- **WORK INSTRUCTIONS**: Extract each line from the entries below that has the string "another" in it.

- **RECORDS SHOWN**:

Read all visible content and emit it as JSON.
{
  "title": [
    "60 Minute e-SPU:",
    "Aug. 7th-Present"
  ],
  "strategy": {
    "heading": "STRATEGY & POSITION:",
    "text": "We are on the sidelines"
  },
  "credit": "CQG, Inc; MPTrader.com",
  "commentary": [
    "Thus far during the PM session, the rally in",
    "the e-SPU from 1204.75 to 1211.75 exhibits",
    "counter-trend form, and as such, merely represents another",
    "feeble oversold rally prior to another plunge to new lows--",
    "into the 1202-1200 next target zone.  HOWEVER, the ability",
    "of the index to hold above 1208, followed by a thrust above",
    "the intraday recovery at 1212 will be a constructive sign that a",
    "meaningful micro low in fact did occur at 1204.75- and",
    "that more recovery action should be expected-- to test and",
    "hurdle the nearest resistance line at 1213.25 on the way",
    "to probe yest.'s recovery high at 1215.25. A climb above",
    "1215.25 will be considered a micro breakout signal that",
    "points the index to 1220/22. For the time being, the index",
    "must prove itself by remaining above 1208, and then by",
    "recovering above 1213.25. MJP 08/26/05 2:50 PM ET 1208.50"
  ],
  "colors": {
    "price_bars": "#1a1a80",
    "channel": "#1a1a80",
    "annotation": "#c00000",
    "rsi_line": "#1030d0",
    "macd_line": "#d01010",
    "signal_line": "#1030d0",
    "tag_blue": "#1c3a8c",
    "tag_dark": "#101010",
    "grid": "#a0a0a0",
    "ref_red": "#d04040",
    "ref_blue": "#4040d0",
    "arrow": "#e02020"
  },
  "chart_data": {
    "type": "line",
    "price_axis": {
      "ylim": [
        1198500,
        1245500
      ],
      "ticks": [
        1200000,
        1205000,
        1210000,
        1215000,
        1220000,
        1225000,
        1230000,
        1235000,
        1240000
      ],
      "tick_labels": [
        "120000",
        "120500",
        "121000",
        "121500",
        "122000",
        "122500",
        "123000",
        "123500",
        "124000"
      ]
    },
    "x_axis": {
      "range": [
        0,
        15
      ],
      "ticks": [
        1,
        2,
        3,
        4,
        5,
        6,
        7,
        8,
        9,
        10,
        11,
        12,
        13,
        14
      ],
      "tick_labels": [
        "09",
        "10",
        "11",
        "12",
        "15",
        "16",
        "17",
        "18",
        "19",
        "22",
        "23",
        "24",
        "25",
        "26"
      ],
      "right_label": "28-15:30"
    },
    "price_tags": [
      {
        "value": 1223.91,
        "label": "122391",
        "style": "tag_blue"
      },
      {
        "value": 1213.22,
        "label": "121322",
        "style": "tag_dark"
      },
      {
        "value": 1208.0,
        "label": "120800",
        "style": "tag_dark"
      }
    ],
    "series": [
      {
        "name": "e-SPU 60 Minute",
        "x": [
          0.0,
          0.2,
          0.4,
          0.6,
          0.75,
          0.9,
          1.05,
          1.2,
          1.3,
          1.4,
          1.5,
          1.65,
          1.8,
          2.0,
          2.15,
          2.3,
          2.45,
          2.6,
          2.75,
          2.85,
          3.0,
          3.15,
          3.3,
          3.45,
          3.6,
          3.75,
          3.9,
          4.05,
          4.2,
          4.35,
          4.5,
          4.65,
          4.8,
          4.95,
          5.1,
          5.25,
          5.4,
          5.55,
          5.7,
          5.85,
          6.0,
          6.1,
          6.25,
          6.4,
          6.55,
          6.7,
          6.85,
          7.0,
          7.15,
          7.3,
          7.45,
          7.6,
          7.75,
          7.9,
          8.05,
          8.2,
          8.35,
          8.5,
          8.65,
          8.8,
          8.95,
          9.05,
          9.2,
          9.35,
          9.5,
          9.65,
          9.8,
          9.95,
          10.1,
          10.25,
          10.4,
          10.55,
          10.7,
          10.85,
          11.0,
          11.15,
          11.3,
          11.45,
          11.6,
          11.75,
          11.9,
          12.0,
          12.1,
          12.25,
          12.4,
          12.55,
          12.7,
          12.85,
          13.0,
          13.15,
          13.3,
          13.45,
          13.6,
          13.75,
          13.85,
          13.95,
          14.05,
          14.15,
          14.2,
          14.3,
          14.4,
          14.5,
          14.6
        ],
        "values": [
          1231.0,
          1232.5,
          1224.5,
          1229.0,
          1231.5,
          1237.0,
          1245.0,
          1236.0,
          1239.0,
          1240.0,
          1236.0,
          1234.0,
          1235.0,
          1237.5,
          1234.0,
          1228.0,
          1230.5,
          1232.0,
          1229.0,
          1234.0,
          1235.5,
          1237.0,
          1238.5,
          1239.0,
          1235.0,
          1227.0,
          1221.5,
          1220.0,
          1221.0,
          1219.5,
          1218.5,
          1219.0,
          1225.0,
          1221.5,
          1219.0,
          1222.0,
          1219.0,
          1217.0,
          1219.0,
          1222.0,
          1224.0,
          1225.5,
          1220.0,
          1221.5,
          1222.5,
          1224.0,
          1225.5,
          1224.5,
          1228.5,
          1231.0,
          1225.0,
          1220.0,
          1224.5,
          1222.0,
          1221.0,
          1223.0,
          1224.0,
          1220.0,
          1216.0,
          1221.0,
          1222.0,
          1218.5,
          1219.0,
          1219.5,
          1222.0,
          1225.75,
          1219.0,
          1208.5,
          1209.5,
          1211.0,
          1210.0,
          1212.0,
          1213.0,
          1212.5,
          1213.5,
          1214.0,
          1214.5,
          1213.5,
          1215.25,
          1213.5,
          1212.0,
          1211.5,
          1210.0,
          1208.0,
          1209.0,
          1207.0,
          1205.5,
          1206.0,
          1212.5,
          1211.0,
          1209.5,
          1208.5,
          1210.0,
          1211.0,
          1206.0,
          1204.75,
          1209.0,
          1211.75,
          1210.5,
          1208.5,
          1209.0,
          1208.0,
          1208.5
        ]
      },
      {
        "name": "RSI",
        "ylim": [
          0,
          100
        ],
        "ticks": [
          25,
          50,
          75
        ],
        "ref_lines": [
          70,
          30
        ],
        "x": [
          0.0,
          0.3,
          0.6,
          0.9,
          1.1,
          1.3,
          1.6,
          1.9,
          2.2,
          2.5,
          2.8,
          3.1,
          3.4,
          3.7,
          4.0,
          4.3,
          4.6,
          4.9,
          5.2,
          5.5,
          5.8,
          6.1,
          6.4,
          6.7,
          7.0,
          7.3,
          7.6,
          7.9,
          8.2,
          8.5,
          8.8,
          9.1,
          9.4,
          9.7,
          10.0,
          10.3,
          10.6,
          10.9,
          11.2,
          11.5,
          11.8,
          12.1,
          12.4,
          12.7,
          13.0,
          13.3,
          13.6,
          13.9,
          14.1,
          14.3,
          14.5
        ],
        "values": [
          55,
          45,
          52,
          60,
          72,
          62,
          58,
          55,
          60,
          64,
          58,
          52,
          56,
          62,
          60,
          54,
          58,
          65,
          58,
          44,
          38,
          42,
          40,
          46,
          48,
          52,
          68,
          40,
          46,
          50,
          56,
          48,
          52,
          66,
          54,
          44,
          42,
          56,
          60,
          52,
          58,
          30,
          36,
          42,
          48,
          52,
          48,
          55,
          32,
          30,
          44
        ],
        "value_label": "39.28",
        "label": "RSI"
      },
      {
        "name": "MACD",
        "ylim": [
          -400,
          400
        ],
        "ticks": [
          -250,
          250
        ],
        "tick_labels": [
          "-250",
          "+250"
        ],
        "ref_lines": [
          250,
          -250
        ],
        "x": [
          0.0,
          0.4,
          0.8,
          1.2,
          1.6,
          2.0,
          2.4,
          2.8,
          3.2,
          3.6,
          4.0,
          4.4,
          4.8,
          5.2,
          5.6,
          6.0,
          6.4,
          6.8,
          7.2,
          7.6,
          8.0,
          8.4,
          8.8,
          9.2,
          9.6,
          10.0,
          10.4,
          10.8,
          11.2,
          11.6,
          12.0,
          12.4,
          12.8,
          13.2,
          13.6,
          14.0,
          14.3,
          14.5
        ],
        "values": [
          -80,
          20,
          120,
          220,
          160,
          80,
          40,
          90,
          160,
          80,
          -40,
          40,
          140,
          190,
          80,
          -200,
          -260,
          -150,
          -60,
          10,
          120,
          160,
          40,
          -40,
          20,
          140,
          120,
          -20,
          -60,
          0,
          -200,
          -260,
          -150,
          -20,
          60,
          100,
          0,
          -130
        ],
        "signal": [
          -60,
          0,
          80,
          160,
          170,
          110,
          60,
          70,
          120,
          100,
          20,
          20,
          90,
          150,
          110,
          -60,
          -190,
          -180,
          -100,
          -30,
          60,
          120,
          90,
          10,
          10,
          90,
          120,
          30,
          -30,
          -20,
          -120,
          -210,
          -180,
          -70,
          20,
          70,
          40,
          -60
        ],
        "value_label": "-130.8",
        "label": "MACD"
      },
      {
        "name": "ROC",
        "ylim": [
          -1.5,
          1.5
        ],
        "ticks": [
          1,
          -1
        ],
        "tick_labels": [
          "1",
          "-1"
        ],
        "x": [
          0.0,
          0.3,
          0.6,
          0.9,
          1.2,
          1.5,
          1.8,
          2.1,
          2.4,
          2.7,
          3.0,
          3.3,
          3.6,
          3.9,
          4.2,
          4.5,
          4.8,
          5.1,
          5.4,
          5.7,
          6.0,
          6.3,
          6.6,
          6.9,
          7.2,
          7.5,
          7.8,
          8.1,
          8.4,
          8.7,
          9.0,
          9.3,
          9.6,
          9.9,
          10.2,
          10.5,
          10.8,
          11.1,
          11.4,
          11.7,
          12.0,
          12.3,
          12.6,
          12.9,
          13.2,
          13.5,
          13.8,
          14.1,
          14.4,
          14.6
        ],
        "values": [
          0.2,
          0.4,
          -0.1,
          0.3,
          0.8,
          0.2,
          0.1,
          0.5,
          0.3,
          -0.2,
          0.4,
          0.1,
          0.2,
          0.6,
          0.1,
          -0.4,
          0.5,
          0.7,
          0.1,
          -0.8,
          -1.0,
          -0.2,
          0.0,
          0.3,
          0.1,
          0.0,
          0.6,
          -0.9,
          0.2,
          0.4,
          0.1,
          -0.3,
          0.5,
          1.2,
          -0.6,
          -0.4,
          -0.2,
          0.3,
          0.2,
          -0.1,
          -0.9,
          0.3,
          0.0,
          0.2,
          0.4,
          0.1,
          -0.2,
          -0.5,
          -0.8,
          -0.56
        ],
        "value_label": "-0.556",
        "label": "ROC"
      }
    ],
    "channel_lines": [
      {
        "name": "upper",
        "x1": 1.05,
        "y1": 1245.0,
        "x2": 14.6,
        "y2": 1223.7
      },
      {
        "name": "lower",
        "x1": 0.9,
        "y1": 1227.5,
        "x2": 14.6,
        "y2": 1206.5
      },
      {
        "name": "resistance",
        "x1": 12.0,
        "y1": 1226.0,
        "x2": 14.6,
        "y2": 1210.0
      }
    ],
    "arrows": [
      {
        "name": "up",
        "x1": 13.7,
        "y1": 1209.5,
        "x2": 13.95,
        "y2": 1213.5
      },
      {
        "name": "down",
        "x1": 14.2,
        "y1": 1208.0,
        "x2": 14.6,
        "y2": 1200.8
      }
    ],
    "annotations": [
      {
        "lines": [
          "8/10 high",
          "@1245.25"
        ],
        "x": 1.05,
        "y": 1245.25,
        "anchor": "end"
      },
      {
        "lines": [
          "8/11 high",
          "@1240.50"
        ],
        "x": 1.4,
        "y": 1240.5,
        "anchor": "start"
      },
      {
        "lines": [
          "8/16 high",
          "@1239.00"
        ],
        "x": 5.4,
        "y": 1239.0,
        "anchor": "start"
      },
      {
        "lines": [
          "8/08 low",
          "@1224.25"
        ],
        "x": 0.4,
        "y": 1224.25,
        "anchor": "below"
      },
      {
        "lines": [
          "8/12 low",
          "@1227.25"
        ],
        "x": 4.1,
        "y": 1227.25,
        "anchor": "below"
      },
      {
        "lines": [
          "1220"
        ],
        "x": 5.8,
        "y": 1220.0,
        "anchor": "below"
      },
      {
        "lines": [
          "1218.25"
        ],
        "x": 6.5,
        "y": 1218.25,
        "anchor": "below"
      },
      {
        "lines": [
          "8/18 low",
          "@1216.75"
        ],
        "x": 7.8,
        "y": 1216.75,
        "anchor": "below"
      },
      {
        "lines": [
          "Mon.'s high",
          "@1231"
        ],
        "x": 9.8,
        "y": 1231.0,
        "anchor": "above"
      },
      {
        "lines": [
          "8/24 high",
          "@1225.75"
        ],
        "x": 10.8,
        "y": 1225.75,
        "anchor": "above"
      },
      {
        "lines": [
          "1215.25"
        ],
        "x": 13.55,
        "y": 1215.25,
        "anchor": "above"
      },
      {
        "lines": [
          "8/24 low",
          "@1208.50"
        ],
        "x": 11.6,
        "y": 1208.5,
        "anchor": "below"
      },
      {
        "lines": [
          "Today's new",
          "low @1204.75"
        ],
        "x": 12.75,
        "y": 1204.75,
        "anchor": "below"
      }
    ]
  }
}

- **WORKED SOLUTION**:
    "counter-trend form, and as such, merely represents another",
    "feeble oversold rally prior to another plunge to new lows--",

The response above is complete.